> GIVEN REQUEST
In how many lines does the string "studentsmarks" appear? Answer with the number only.
##############################
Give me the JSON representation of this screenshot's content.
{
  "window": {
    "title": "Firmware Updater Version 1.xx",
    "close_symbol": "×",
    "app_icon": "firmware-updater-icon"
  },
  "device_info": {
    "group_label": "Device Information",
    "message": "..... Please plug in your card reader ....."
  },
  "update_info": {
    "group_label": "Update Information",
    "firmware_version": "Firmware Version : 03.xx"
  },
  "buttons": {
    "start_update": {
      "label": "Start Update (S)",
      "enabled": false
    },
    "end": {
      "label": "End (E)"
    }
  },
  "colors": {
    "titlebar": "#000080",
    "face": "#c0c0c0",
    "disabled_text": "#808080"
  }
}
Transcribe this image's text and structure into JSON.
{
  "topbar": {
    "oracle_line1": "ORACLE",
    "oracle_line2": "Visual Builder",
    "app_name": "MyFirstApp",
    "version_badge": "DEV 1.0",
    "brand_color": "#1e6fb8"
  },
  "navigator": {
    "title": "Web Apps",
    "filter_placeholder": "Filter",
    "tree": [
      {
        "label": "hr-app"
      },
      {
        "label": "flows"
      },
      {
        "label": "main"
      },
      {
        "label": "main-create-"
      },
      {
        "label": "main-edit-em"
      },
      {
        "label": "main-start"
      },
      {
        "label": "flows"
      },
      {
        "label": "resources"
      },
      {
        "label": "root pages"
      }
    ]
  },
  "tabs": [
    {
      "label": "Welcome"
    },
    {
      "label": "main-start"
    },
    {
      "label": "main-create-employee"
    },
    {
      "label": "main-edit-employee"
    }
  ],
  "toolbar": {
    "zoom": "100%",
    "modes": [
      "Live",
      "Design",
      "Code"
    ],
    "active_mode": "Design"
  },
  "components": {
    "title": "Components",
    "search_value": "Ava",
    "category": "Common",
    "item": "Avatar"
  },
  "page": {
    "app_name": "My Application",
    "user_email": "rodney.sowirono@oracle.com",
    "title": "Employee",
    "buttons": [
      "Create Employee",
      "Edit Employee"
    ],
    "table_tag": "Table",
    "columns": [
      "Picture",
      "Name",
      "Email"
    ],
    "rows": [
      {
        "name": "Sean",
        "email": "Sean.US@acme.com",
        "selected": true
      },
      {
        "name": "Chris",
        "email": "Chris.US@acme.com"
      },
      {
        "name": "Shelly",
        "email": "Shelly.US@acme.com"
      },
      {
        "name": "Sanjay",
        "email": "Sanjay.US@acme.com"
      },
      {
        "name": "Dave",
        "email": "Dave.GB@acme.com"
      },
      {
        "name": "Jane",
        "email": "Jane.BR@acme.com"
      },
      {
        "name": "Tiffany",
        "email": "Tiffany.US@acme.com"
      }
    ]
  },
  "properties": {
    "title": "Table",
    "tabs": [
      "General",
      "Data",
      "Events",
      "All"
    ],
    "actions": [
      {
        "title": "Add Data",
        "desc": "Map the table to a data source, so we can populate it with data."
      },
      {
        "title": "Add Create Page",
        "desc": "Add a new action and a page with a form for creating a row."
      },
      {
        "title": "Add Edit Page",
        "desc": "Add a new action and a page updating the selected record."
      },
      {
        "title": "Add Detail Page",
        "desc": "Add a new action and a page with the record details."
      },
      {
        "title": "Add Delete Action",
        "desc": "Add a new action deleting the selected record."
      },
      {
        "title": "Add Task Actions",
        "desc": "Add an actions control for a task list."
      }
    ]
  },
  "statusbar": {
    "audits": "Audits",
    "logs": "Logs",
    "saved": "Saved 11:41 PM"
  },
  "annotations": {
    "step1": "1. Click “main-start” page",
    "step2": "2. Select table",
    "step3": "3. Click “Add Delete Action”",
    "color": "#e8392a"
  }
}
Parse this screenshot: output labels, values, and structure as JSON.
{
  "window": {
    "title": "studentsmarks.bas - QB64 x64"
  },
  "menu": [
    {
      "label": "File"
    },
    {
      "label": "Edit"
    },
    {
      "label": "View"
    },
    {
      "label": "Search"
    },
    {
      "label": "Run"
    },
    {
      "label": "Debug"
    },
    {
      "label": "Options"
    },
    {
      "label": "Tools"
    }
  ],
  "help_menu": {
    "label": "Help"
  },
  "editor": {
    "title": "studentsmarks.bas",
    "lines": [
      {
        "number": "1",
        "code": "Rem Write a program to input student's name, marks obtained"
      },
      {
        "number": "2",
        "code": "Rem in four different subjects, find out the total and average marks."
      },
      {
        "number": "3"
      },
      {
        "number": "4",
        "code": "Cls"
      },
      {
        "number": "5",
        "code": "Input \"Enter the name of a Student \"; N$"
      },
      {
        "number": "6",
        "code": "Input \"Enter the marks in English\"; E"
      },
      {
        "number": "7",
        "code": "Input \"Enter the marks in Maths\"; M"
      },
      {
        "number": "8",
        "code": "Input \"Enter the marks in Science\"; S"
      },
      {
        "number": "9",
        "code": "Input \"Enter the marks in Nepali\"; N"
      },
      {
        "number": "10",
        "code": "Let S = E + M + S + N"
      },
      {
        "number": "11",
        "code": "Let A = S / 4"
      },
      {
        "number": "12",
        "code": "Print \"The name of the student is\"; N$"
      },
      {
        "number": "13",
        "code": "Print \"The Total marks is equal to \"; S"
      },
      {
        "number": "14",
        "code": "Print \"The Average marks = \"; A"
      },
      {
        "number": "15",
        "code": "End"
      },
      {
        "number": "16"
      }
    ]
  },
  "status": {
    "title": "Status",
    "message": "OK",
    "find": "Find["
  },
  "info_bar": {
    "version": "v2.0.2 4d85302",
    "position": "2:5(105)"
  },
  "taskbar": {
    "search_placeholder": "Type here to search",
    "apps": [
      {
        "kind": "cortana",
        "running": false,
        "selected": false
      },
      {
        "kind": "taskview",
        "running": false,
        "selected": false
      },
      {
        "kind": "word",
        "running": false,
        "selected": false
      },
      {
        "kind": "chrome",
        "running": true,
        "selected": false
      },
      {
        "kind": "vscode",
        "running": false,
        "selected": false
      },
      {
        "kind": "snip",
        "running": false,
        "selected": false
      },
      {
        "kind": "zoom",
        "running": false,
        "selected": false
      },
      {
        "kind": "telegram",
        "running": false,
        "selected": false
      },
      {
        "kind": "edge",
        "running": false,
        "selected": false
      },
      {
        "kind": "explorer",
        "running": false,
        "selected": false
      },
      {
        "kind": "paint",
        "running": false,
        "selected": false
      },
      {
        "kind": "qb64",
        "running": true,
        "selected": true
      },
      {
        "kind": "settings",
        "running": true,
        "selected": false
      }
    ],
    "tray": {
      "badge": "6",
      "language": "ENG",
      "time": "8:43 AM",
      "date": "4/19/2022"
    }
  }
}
##############################
> WRITTEN SOLUTION
2